# [Stated exercise]
The listing below is the input. Say how many of its lines contain "What", giving the number alone.
-------------------------
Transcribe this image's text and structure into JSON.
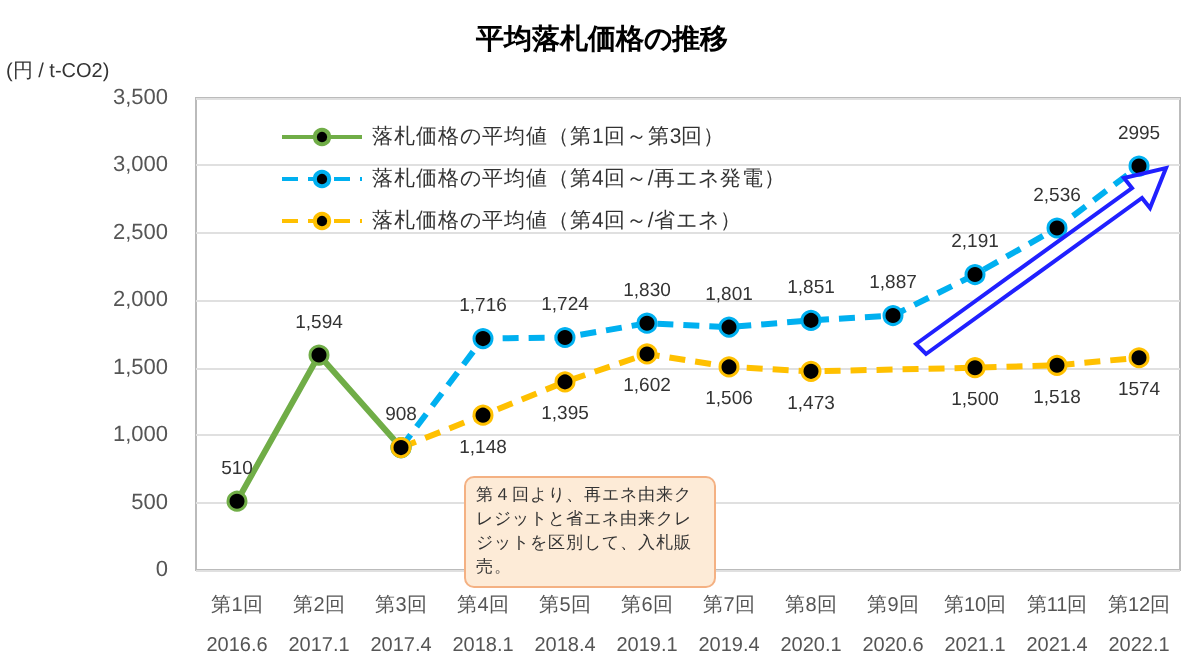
{
  "chart_data": {
    "type": "line",
    "title": "平均落札価格の推移",
    "ylabel": "(円 / t-CO2)",
    "categories": [
      "第1回\n2016.6",
      "第2回\n2017.1",
      "第3回\n2017.4",
      "第4回\n2018.1",
      "第5回\n2018.4",
      "第6回\n2019.1",
      "第7回\n2019.4",
      "第8回\n2020.1",
      "第9回\n2020.6",
      "第10回\n2021.1",
      "第11回\n2021.4",
      "第12回\n2022.1"
    ],
    "series": [
      {
        "name": "落札価格の平均値（第1回～第3回）",
        "color": "#70ad47",
        "line_style": "solid",
        "values": [
          510,
          1594,
          908,
          null,
          null,
          null,
          null,
          null,
          null,
          null,
          null,
          null
        ],
        "value_labels": [
          "510",
          "1,594",
          "908",
          null,
          null,
          null,
          null,
          null,
          null,
          null,
          null,
          null
        ]
      },
      {
        "name": "落札価格の平均値（第4回～/再エネ発電）",
        "color": "#00b0f0",
        "line_style": "dashed",
        "values": [
          null,
          null,
          908,
          1716,
          1724,
          1830,
          1801,
          1851,
          1887,
          2191,
          2536,
          2995
        ],
        "value_labels": [
          null,
          null,
          null,
          "1,716",
          "1,724",
          "1,830",
          "1,801",
          "1,851",
          "1,887",
          "2,191",
          "2,536",
          "2995"
        ]
      },
      {
        "name": "落札価格の平均値（第4回～/省エネ）",
        "color": "#ffc000",
        "line_style": "dashed",
        "values": [
          null,
          null,
          908,
          1148,
          1395,
          1602,
          1506,
          1473,
          null,
          1500,
          1518,
          1574
        ],
        "value_labels": [
          null,
          null,
          null,
          "1,148",
          "1,395",
          "1,602",
          "1,506",
          "1,473",
          null,
          "1,500",
          "1,518",
          "1574"
        ]
      }
    ],
    "ylim": [
      0,
      3500
    ],
    "yticks": [
      0,
      500,
      {
        "value": 1000,
        "label": "1,000"
      },
      {
        "value": 1500,
        "label": "1,500"
      },
      {
        "value": 2000,
        "label": "2,000"
      },
      {
        "value": 2500,
        "label": "2,500"
      },
      {
        "value": 3000,
        "label": "3,000"
      },
      {
        "value": 3500,
        "label": "3,500"
      }
    ],
    "grid": "y",
    "legend": "top left",
    "marker": "circle",
    "annotations": [
      "第４回より、再エネ由来クレジットと省エネ由来クレジットを区別して、入札販売。"
    ]
  }
}
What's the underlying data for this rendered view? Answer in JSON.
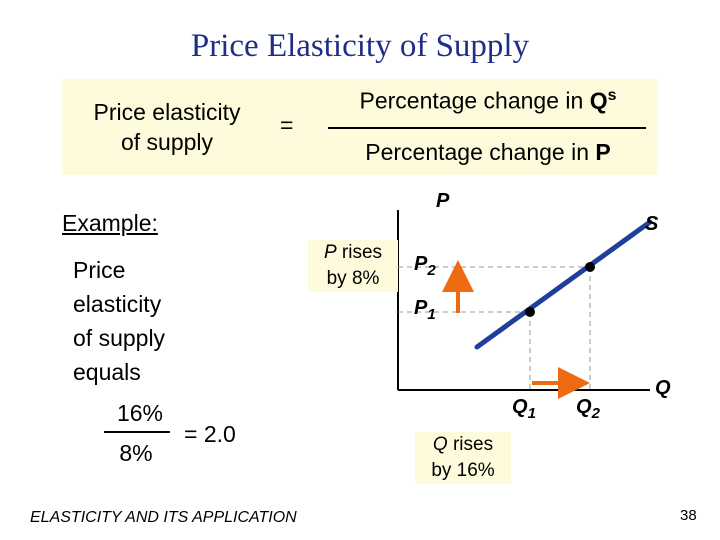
{
  "title": "Price Elasticity of Supply",
  "formula": {
    "lhs_line1": "Price elasticity",
    "lhs_line2": "of supply",
    "equals": "=",
    "numerator_text": "Percentage change in ",
    "numerator_var": "Q",
    "numerator_sup": "s",
    "denominator_text": "Percentage change in ",
    "denominator_var": "P"
  },
  "example": {
    "heading": "Example:",
    "line1": "Price",
    "line2": "elasticity",
    "line3": "of supply",
    "line4": "equals",
    "numerator": "16%",
    "denominator": "8%",
    "result": "= 2.0"
  },
  "graph": {
    "y_axis_label": "P",
    "x_axis_label": "Q",
    "curve_label": "S",
    "p1_label": "P",
    "p1_sub": "1",
    "p2_label": "P",
    "p2_sub": "2",
    "q1_label": "Q",
    "q1_sub": "1",
    "q2_label": "Q",
    "q2_sub": "2",
    "p_rises_var": "P",
    "p_rises_text": " rises",
    "p_rises_line2": "by 8%",
    "q_rises_var": "Q",
    "q_rises_text": " rises",
    "q_rises_line2": "by 16%",
    "curve_color": "#1f3f9a",
    "arrow_color": "#ee6a10"
  },
  "footer": "ELASTICITY AND ITS APPLICATION",
  "page_number": "38"
}
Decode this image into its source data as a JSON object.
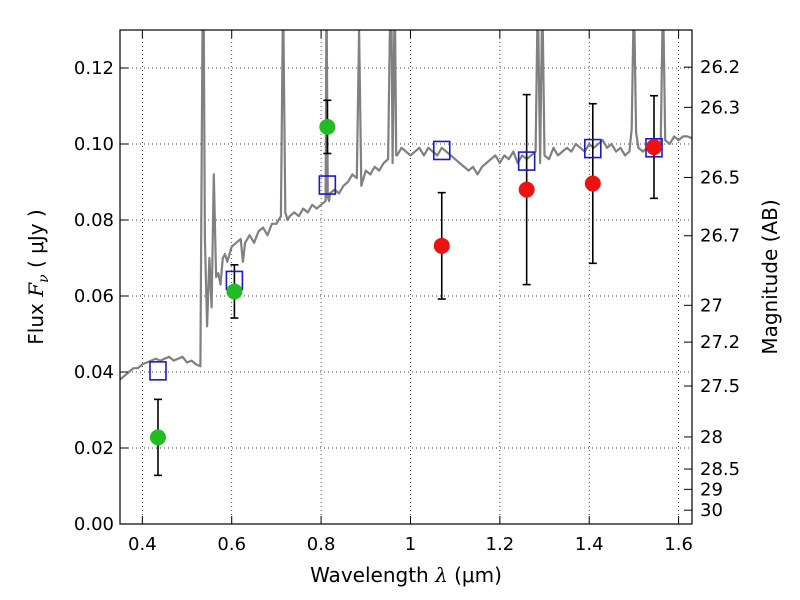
{
  "chart_data": {
    "type": "scatter",
    "xlabel_prefix": "Wavelength  ",
    "xlabel_lambda": "λ",
    "xlabel_units": " (μm)",
    "ylabel_prefix": "Flux  ",
    "ylabel_symbol": "F",
    "ylabel_sub": "ν",
    "ylabel_units": "  ( μJy )",
    "y2label": "Magnitude (AB)",
    "xlim": [
      0.35,
      1.63
    ],
    "ylim": [
      0.0,
      0.13
    ],
    "grid": true,
    "xticks": [
      {
        "value": 0.4,
        "label": "0.4"
      },
      {
        "value": 0.6,
        "label": "0.6"
      },
      {
        "value": 0.8,
        "label": "0.8"
      },
      {
        "value": 1.0,
        "label": "1"
      },
      {
        "value": 1.2,
        "label": "1.2"
      },
      {
        "value": 1.4,
        "label": "1.4"
      },
      {
        "value": 1.6,
        "label": "1.6"
      }
    ],
    "yticks": [
      {
        "value": 0.0,
        "label": "0.00"
      },
      {
        "value": 0.02,
        "label": "0.02"
      },
      {
        "value": 0.04,
        "label": "0.04"
      },
      {
        "value": 0.06,
        "label": "0.06"
      },
      {
        "value": 0.08,
        "label": "0.08"
      },
      {
        "value": 0.1,
        "label": "0.10"
      },
      {
        "value": 0.12,
        "label": "0.12"
      }
    ],
    "y2ticks": [
      {
        "mag": 26.2,
        "label": "26.2"
      },
      {
        "mag": 26.3,
        "label": "26.3"
      },
      {
        "mag": 26.5,
        "label": "26.5"
      },
      {
        "mag": 26.7,
        "label": "26.7"
      },
      {
        "mag": 27.0,
        "label": "27"
      },
      {
        "mag": 27.2,
        "label": "27.2"
      },
      {
        "mag": 27.5,
        "label": "27.5"
      },
      {
        "mag": 28.0,
        "label": "28"
      },
      {
        "mag": 28.5,
        "label": "28.5"
      },
      {
        "mag": 29.0,
        "label": "29"
      },
      {
        "mag": 30.0,
        "label": "30"
      }
    ],
    "series": [
      {
        "name": "Green photometry",
        "marker": "circle",
        "color": "#22bb22",
        "points": [
          {
            "x": 0.435,
            "y": 0.0228,
            "err": 0.01
          },
          {
            "x": 0.606,
            "y": 0.0612,
            "err": 0.007
          },
          {
            "x": 0.814,
            "y": 0.1045,
            "err": 0.007
          }
        ]
      },
      {
        "name": "Red photometry",
        "marker": "circle",
        "color": "#ee1111",
        "points": [
          {
            "x": 1.07,
            "y": 0.0732,
            "err": 0.014
          },
          {
            "x": 1.26,
            "y": 0.088,
            "err": 0.025
          },
          {
            "x": 1.408,
            "y": 0.0896,
            "err": 0.021
          },
          {
            "x": 1.545,
            "y": 0.0992,
            "err": 0.0135
          }
        ]
      },
      {
        "name": "Model band fluxes",
        "marker": "square",
        "color": "#1a1acc",
        "points": [
          {
            "x": 0.435,
            "y": 0.0403
          },
          {
            "x": 0.606,
            "y": 0.0641
          },
          {
            "x": 0.814,
            "y": 0.0892
          },
          {
            "x": 1.07,
            "y": 0.0983
          },
          {
            "x": 1.26,
            "y": 0.0955
          },
          {
            "x": 1.408,
            "y": 0.0988
          },
          {
            "x": 1.545,
            "y": 0.099
          }
        ]
      }
    ],
    "model_spectrum": {
      "name": "Model SED",
      "color": "#808080",
      "x": [
        0.35,
        0.36,
        0.37,
        0.38,
        0.39,
        0.4,
        0.41,
        0.42,
        0.43,
        0.44,
        0.45,
        0.46,
        0.47,
        0.48,
        0.49,
        0.5,
        0.51,
        0.52,
        0.53,
        0.535,
        0.537,
        0.54,
        0.545,
        0.55,
        0.555,
        0.56,
        0.565,
        0.57,
        0.575,
        0.58,
        0.585,
        0.59,
        0.6,
        0.61,
        0.62,
        0.625,
        0.63,
        0.64,
        0.65,
        0.66,
        0.67,
        0.68,
        0.69,
        0.7,
        0.71,
        0.715,
        0.72,
        0.725,
        0.73,
        0.74,
        0.75,
        0.76,
        0.77,
        0.78,
        0.79,
        0.8,
        0.81,
        0.812,
        0.815,
        0.818,
        0.82,
        0.83,
        0.84,
        0.85,
        0.86,
        0.87,
        0.88,
        0.885,
        0.89,
        0.895,
        0.9,
        0.91,
        0.92,
        0.93,
        0.94,
        0.95,
        0.955,
        0.957,
        0.96,
        0.965,
        0.968,
        0.97,
        0.98,
        0.99,
        1.0,
        1.01,
        1.02,
        1.03,
        1.04,
        1.05,
        1.06,
        1.07,
        1.08,
        1.09,
        1.1,
        1.11,
        1.12,
        1.13,
        1.14,
        1.15,
        1.16,
        1.17,
        1.18,
        1.19,
        1.2,
        1.21,
        1.22,
        1.23,
        1.24,
        1.25,
        1.26,
        1.27,
        1.28,
        1.285,
        1.29,
        1.295,
        1.3,
        1.31,
        1.32,
        1.33,
        1.34,
        1.35,
        1.36,
        1.37,
        1.38,
        1.39,
        1.4,
        1.41,
        1.42,
        1.43,
        1.44,
        1.45,
        1.46,
        1.47,
        1.48,
        1.49,
        1.495,
        1.5,
        1.505,
        1.51,
        1.52,
        1.53,
        1.54,
        1.55,
        1.56,
        1.565,
        1.57,
        1.58,
        1.59,
        1.6,
        1.61,
        1.62,
        1.63
      ],
      "y": [
        0.038,
        0.039,
        0.04,
        0.041,
        0.041,
        0.042,
        0.0425,
        0.043,
        0.0435,
        0.043,
        0.0435,
        0.044,
        0.043,
        0.0435,
        0.044,
        0.0425,
        0.043,
        0.042,
        0.0415,
        0.14,
        0.14,
        0.075,
        0.052,
        0.07,
        0.057,
        0.092,
        0.065,
        0.066,
        0.063,
        0.07,
        0.071,
        0.069,
        0.073,
        0.074,
        0.075,
        0.069,
        0.074,
        0.076,
        0.074,
        0.077,
        0.078,
        0.076,
        0.079,
        0.079,
        0.081,
        0.14,
        0.082,
        0.08,
        0.081,
        0.082,
        0.081,
        0.083,
        0.082,
        0.084,
        0.083,
        0.084,
        0.085,
        0.14,
        0.086,
        0.085,
        0.087,
        0.088,
        0.087,
        0.089,
        0.09,
        0.092,
        0.091,
        0.13,
        0.089,
        0.091,
        0.093,
        0.092,
        0.094,
        0.093,
        0.095,
        0.096,
        0.14,
        0.14,
        0.095,
        0.14,
        0.097,
        0.097,
        0.099,
        0.098,
        0.097,
        0.098,
        0.099,
        0.097,
        0.099,
        0.098,
        0.097,
        0.099,
        0.098,
        0.097,
        0.096,
        0.095,
        0.094,
        0.093,
        0.094,
        0.092,
        0.094,
        0.095,
        0.096,
        0.097,
        0.095,
        0.097,
        0.096,
        0.098,
        0.095,
        0.097,
        0.096,
        0.097,
        0.098,
        0.14,
        0.095,
        0.14,
        0.097,
        0.096,
        0.099,
        0.097,
        0.098,
        0.099,
        0.098,
        0.1,
        0.099,
        0.098,
        0.1,
        0.099,
        0.1,
        0.101,
        0.099,
        0.1,
        0.098,
        0.099,
        0.097,
        0.098,
        0.104,
        0.14,
        0.103,
        0.099,
        0.098,
        0.099,
        0.1,
        0.099,
        0.1,
        0.14,
        0.101,
        0.1,
        0.102,
        0.101,
        0.102,
        0.102,
        0.1015
      ]
    }
  }
}
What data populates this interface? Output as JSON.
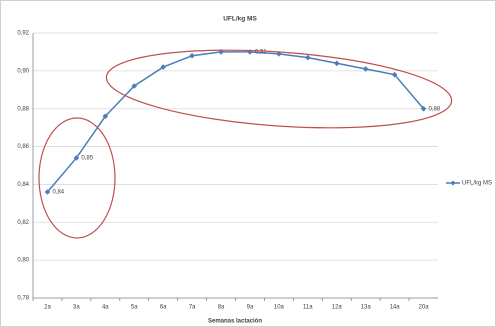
-------------------------
# [Expected output]
2